(Stored records)
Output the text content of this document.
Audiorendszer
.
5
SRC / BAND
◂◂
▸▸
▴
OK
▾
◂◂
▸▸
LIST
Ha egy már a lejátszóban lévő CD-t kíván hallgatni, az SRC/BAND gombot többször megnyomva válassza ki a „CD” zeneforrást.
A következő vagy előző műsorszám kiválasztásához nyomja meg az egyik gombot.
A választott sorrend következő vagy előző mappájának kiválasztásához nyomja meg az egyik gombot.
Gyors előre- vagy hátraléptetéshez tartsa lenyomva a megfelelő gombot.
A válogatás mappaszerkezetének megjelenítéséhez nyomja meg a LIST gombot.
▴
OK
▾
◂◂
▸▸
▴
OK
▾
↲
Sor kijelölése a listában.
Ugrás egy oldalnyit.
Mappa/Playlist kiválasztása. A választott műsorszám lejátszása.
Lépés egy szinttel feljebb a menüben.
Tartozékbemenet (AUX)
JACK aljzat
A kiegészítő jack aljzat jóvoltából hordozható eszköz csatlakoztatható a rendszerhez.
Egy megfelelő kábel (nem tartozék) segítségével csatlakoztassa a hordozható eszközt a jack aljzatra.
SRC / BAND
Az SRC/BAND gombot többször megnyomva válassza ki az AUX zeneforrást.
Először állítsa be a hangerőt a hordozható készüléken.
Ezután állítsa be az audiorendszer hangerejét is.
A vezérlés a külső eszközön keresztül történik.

==

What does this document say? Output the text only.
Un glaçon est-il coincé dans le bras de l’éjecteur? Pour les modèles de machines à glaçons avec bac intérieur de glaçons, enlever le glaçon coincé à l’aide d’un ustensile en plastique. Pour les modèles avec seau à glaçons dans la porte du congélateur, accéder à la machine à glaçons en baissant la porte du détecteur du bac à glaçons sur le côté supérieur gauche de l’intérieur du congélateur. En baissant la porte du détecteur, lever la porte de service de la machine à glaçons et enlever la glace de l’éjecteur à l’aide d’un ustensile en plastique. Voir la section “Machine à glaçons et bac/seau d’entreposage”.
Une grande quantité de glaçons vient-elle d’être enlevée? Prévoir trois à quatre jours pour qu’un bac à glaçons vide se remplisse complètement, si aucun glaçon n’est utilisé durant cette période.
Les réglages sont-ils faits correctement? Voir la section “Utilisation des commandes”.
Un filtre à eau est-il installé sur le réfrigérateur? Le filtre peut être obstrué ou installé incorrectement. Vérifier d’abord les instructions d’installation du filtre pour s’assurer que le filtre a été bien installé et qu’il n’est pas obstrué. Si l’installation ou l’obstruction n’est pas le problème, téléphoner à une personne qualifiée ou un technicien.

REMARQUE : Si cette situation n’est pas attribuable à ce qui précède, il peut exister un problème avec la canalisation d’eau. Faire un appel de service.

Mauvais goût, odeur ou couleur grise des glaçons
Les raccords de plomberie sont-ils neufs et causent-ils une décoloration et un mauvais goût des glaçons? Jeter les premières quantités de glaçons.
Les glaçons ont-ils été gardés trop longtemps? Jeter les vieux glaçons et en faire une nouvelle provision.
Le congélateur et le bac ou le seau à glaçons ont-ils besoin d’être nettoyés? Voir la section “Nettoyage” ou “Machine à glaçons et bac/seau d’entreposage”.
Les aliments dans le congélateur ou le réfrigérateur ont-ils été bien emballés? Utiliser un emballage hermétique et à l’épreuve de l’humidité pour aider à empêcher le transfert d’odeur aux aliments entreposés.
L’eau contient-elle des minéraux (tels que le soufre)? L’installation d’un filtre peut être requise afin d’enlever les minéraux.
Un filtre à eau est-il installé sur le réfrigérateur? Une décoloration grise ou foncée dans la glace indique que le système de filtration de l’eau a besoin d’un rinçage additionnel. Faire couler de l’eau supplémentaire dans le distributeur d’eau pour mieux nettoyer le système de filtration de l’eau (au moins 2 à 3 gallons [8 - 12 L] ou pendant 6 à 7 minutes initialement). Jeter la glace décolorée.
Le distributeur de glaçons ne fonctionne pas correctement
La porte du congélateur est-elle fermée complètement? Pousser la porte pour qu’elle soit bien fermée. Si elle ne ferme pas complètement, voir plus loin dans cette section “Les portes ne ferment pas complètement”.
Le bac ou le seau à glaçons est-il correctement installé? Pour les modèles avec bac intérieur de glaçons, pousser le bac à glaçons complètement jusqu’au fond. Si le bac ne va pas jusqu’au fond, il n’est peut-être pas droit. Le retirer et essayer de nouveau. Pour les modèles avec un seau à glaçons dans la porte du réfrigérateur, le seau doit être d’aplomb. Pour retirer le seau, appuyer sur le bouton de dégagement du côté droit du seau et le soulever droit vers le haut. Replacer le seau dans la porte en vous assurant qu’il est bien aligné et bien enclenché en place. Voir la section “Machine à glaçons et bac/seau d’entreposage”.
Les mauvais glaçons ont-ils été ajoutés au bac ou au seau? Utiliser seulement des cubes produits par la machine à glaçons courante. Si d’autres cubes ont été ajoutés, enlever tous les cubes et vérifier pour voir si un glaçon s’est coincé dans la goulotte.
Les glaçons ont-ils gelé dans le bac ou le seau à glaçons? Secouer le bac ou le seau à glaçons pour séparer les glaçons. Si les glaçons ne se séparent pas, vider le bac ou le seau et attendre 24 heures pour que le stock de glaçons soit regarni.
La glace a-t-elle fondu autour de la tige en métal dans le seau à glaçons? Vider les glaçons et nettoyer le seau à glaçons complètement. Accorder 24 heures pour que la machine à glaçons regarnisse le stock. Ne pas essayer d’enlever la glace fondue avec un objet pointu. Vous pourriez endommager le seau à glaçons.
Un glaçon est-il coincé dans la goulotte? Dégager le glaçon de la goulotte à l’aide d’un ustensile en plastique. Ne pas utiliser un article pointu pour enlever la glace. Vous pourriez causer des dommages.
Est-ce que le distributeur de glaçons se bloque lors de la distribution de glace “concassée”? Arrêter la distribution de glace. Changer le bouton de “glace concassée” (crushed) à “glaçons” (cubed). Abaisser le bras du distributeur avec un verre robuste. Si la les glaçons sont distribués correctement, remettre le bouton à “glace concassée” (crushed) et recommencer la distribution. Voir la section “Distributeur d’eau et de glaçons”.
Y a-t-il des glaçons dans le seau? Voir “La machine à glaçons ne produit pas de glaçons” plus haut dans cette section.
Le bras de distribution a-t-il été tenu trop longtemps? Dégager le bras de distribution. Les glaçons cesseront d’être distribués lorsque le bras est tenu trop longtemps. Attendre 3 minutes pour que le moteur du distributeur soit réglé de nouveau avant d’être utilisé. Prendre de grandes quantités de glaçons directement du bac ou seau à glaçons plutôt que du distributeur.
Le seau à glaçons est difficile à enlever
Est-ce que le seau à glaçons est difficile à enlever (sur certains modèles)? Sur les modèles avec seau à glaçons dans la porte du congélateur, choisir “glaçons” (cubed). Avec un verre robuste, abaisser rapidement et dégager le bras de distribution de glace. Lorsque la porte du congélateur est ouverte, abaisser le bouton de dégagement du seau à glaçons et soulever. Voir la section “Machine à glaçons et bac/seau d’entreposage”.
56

_WHAT IS EXPECTED_:
Where a line of the entries contains the word "többször", copy that line.

_TASK OUTPUT_:
Ha egy már a lejátszóban lévő CD-t kíván hallgatni, az SRC/BAND gombot többször megnyomva válassza ki a „CD” zeneforrást.
Az SRC/BAND gombot többször megnyomva válassza ki az AUX zeneforrást.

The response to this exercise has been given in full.